───── DOCUMENT TEXT

Use a single mutex across multiple goroutines - go

I'm trying to reduce the amount of http requests my discord bot is making.
It's reading from an API.
With the fetched data it updates an internal database and outputs the changes.
Thing is: that database is different for every server the bot is in, and that's where I'm using the go routines. But, some servers need to fetch the same data, here is where I want to reduce the http requests. Right now I'm making requests regardless if I've already fetched a character. I want to create some sort of data that could be shared between the go routines and before making a request search within this data.
I was advised to use mutex. I'm trying. Original question: Working with unbuffered channels in golang
I made a skeleton of the real code I've tried: https://play.golang.org/p/mt229ns1R8m
In this example master := make([][]map[string]interface{}, 0) is simulating the discord servers.
Chars and Chars2 would be the tracked chars for each individual server.
The char "Test" is mutual to both of them, so it should be fetched from the API only once.
It's outputing this:
[[map[Level:15 Name:Test] map[Level:150 Name:Test2]] [map[Level:1500 Name:Test3] map[Level:15 Name:Test]]]
------
A call would be made
A call would be made
A call would be made
A call would be made
Cache: [map[Level:150 Name:Test2] map[Level:15 Name:Test]]Cache: [map[Level:15 Name:Test] map[Level:1500 Name:Test3]]Done
I was expecting the output to be:
[[map[Level:15 Name:Test] map[Level:150 Name:Test2]] [map[Level:1500 Name:Test3] map[Level:15 Name:Test]]]
------
A call would be made
A call would be made
A call would be made
Cache: [map[Level:150 Name:Test2] map[Level:15 Name:Test] map[Level:1500 Name:Test3]]Done
But a new cache is being generated by every go routine. How can I fix this?
Thanks.

There are too many unknowns here for me to really write a proper design, but let's make a few notes:
Try not to use interface{} at all, if at all possible. In this case, it seems that it must be possible, though I'm not sure what the actual types will be.
Try to make your data as simple as possible, but no simpler. In this case, that probably means: have one data structure for "thing that talks to a Discord server" and a separate one for "thing that talks to the local database" (is this a caching database? if so, what are the criteria for invalidating a cache entry?). But if one "character" (whatever that is—apparently a string) can have different properties per Discord server, that means that your index into your local database is not just a character, but rather a pair of values: the string value itself plus a Discord-server-identifier.

──────────
───── STORED RECORDS

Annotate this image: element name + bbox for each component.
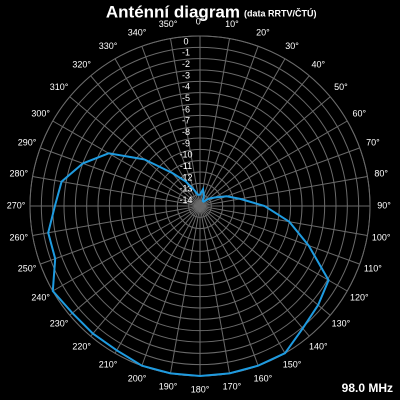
angle-label: 300° [31,108,50,118]
spoke [199,205,368,237]
ring [40,46,360,366]
angle-label: 30° [285,41,299,51]
angle-label: 110° [364,263,382,273]
ring-label: -6 [182,104,190,114]
angle-label: 160° [254,373,273,383]
spoke [90,75,201,207]
angle-label: 80° [374,168,388,178]
angle-label: 190° [159,382,178,392]
ring [120,126,280,286]
spoke [40,147,201,207]
spoke [40,205,201,265]
ring-label: -9 [182,138,190,148]
ring-label: -10 [179,150,192,160]
ring [165,171,235,241]
ring-label: -1 [182,48,190,58]
ring [74,80,326,332]
spoke [199,46,259,207]
spoke [32,205,201,237]
spoke [199,58,286,207]
spoke [90,205,201,337]
angle-label: 140° [309,341,328,351]
ring-label: -8 [182,127,190,137]
ring [108,114,292,298]
spoke [141,205,201,366]
frequency-label: 98.0 MHz [342,381,393,395]
angle-label: 320° [72,59,91,69]
angle-label: 280° [9,168,28,178]
spoke [199,175,368,207]
angle-label: 270° [7,200,26,210]
spoke [199,205,360,265]
spoke [199,75,310,207]
angle-label: 230° [50,319,69,329]
angle-label: 350° [159,19,178,29]
spoke [69,96,201,207]
ring [86,92,314,320]
spoke [199,120,348,207]
angle-label: 40° [311,59,325,69]
angle-label: 180° [191,384,210,394]
ring-label: -7 [182,116,190,126]
angle-label: 250° [18,263,37,273]
angle-label: 50° [334,82,348,92]
ring-label: -12 [179,172,192,182]
ring-label: 0 [183,36,188,46]
angle-label: 170° [223,382,242,392]
spoke [114,205,201,354]
spoke [169,38,201,207]
angle-label: 20° [256,27,270,37]
ring [97,103,303,309]
spoke [52,120,201,207]
ring-label: -3 [182,70,190,80]
spoke [199,205,348,292]
angle-label: 200° [128,373,147,383]
angle-label: 100° [372,232,391,242]
angle-label: 0° [196,16,205,26]
ring [63,69,337,343]
angle-label: 220° [72,341,91,351]
pattern-line [47,152,330,378]
ring [154,160,246,252]
angle-label: 130° [332,319,351,329]
spoke [199,205,259,366]
spoke [32,175,201,207]
angle-label: 330° [99,41,118,51]
ring [142,148,258,264]
chart-title: Anténní diagram [106,2,240,21]
ring-label: -2 [182,59,190,69]
ring-label: -11 [180,161,192,171]
angle-label: 260° [9,232,28,242]
ring [176,182,224,230]
spoke [199,96,331,207]
spoke [199,205,231,374]
angle-label: 310° [50,82,69,92]
spoke [52,205,201,292]
ring-label: -4 [182,82,190,92]
angle-label: 90° [377,200,391,210]
spoke [169,205,201,374]
ring-label: -5 [182,93,190,103]
spoke [69,205,201,316]
spoke [199,205,286,354]
ring-label: -13 [179,184,192,194]
spoke [199,205,331,316]
angle-label: 340° [128,27,147,37]
angle-label: 290° [18,137,37,147]
ring-label: -14 [179,195,192,205]
chart-subtitle: (data RRTV/ČTÚ) [244,7,317,18]
angle-label: 120° [350,292,369,302]
spoke [141,46,201,207]
angle-label: 210° [99,360,118,370]
spoke [199,205,310,337]
angle-label: 10° [225,19,239,29]
angle-label: 150° [283,360,302,370]
ring [52,58,348,354]
angle-label: 60° [353,108,367,118]
angle-label: 240° [31,292,50,302]
spoke [199,38,231,207]
angle-label: 70° [366,137,380,147]
ring [131,137,269,275]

──────────

● WHAT THE TASK ASKS: List each distinct character name in the printed output of the forum thread on sharing a mutex across goroutines, along with the level shown for it.

● TASK SOLUTION:
Test: Level 15
Test2: Level 150
Test3: Level 1500